§ **Work instructions**
Below, find each line holding "TradingView" and state how many there are, using the number alone.

§ **Data entries**

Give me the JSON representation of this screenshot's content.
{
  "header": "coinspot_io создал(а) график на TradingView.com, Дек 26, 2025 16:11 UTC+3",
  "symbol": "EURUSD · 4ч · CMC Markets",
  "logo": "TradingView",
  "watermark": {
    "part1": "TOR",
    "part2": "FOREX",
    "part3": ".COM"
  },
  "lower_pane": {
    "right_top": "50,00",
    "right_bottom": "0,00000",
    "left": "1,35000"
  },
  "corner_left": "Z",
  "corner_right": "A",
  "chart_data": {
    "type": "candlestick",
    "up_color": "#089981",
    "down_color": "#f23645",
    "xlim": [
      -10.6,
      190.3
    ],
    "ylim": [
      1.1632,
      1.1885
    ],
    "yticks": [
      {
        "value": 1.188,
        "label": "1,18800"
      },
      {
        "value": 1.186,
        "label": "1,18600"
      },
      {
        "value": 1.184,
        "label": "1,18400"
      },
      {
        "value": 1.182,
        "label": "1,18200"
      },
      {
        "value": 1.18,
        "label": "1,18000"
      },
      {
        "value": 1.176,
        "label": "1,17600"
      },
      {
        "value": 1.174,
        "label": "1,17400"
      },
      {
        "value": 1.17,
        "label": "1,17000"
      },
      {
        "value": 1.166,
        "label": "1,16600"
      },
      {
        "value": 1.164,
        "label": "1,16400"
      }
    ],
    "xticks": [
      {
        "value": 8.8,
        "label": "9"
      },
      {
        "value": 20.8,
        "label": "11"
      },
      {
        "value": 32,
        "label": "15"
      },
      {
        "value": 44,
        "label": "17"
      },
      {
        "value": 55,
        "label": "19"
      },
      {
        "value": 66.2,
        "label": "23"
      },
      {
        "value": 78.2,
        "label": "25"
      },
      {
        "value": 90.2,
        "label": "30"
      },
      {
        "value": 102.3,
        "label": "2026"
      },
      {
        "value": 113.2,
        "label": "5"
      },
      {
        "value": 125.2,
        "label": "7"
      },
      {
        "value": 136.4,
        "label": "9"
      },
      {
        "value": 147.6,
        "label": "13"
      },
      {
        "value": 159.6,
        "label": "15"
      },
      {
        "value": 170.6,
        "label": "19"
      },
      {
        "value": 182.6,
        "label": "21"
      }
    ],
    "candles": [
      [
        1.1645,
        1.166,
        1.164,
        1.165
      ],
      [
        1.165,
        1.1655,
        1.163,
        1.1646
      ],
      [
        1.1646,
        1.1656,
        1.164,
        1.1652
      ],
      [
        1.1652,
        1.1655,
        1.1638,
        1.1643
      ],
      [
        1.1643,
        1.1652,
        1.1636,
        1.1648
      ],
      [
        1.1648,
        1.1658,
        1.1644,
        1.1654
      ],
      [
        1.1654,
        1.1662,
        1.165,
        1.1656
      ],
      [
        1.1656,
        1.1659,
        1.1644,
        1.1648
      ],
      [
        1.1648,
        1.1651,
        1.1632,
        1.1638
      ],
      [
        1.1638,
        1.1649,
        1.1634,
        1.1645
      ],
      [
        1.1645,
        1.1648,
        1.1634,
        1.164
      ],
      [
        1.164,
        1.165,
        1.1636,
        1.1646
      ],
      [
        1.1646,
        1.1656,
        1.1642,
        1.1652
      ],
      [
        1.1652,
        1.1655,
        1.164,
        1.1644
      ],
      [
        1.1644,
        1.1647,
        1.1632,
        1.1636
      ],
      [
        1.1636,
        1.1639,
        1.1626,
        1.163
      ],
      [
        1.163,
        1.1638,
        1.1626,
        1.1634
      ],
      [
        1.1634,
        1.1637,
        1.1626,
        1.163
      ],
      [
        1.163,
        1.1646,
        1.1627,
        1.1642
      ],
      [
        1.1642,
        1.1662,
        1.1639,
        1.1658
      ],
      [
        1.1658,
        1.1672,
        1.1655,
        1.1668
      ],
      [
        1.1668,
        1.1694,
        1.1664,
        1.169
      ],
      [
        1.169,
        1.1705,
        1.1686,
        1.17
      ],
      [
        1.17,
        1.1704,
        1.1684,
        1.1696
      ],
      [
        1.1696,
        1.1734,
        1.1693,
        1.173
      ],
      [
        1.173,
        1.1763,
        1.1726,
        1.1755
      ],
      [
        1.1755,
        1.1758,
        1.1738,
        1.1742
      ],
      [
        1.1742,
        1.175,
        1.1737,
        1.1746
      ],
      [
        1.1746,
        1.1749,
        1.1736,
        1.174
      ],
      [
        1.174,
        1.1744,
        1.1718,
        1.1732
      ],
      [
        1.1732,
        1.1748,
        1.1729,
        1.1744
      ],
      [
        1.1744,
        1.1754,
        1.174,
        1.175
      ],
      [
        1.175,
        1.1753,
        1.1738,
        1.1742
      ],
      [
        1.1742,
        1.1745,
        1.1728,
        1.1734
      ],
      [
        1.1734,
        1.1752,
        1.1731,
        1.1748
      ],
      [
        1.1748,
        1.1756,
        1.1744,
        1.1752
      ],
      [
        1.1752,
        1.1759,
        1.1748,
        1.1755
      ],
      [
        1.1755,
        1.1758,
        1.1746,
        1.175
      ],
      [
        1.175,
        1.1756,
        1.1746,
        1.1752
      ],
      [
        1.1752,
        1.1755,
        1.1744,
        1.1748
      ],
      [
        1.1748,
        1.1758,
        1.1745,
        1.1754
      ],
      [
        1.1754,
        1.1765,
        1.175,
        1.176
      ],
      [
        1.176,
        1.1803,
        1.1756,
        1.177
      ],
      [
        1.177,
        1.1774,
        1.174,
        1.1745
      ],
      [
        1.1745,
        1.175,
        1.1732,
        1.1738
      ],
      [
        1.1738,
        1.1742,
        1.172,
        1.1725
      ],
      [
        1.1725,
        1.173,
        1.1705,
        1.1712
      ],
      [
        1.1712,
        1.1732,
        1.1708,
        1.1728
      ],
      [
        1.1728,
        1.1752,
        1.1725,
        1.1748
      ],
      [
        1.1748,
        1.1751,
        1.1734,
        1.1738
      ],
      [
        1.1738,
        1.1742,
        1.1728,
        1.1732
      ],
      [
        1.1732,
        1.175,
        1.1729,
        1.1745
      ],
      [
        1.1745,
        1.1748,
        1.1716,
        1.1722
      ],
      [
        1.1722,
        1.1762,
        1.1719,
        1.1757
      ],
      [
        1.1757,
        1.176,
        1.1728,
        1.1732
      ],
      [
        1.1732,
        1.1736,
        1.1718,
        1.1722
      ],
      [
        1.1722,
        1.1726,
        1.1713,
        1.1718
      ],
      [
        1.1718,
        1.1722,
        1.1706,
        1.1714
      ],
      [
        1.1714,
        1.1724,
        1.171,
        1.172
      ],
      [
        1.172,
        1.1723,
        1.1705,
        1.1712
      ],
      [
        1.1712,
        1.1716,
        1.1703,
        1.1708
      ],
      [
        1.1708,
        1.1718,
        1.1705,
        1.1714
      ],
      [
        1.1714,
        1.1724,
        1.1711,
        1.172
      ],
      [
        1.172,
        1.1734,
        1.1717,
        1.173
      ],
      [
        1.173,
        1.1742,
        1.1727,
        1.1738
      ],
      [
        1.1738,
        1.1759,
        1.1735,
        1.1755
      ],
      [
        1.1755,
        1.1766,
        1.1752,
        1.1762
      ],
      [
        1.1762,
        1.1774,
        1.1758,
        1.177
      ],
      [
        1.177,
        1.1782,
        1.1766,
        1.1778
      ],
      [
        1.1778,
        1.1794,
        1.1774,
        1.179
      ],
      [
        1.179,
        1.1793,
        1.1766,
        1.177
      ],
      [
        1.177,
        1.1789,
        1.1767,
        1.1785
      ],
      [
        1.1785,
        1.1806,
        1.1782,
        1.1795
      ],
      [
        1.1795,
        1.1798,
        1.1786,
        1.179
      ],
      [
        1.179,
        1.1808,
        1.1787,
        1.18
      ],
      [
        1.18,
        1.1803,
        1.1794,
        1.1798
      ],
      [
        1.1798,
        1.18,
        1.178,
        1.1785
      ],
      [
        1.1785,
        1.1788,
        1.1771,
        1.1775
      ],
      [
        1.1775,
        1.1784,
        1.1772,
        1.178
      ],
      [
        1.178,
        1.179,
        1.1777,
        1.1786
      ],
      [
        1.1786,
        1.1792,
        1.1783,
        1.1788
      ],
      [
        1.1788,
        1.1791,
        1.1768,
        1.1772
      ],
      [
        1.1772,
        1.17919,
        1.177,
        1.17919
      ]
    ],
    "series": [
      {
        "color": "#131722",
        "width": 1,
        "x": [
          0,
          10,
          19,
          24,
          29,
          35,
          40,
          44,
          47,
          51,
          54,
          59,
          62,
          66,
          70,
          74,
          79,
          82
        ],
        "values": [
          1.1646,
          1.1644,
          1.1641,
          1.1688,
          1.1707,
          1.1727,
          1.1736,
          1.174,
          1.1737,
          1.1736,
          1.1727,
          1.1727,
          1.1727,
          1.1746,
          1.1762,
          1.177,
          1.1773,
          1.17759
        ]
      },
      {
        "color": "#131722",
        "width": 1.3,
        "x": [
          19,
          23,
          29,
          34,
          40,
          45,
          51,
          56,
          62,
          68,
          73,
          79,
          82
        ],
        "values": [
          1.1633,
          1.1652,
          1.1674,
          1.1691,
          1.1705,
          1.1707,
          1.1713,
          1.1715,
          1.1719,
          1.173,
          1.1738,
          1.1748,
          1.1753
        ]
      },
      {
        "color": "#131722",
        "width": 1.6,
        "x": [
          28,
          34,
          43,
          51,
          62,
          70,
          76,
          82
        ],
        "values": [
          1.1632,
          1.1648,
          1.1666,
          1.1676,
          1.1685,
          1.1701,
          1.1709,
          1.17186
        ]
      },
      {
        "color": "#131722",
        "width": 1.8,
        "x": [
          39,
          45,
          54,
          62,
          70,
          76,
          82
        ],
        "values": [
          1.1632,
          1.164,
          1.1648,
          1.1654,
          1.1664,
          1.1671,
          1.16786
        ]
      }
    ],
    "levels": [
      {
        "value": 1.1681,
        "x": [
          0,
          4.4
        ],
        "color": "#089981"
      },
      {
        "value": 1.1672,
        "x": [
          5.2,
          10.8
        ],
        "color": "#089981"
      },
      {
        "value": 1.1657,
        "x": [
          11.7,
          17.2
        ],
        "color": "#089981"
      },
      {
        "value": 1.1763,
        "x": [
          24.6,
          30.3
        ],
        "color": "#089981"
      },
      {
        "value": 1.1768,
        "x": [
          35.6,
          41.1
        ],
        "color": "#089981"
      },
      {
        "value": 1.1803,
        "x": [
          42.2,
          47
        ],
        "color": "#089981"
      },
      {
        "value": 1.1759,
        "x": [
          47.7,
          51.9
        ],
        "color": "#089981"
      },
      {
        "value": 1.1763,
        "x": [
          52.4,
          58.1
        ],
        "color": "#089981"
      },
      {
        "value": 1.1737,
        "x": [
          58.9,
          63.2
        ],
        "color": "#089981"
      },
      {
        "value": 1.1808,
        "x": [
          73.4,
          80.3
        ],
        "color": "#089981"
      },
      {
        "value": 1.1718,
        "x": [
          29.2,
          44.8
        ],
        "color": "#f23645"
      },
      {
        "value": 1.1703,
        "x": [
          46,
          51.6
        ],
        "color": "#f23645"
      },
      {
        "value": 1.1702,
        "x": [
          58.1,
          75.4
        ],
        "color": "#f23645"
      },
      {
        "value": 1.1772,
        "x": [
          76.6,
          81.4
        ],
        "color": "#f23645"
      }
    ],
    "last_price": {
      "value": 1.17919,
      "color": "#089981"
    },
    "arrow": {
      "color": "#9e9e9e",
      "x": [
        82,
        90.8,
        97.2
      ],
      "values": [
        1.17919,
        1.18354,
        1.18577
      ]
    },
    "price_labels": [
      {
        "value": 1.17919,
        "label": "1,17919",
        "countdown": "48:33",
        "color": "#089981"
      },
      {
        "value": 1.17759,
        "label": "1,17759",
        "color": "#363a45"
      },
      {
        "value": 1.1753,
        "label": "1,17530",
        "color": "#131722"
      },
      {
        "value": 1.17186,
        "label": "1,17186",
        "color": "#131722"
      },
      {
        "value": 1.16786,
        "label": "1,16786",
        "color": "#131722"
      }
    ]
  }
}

§ **Task result**
2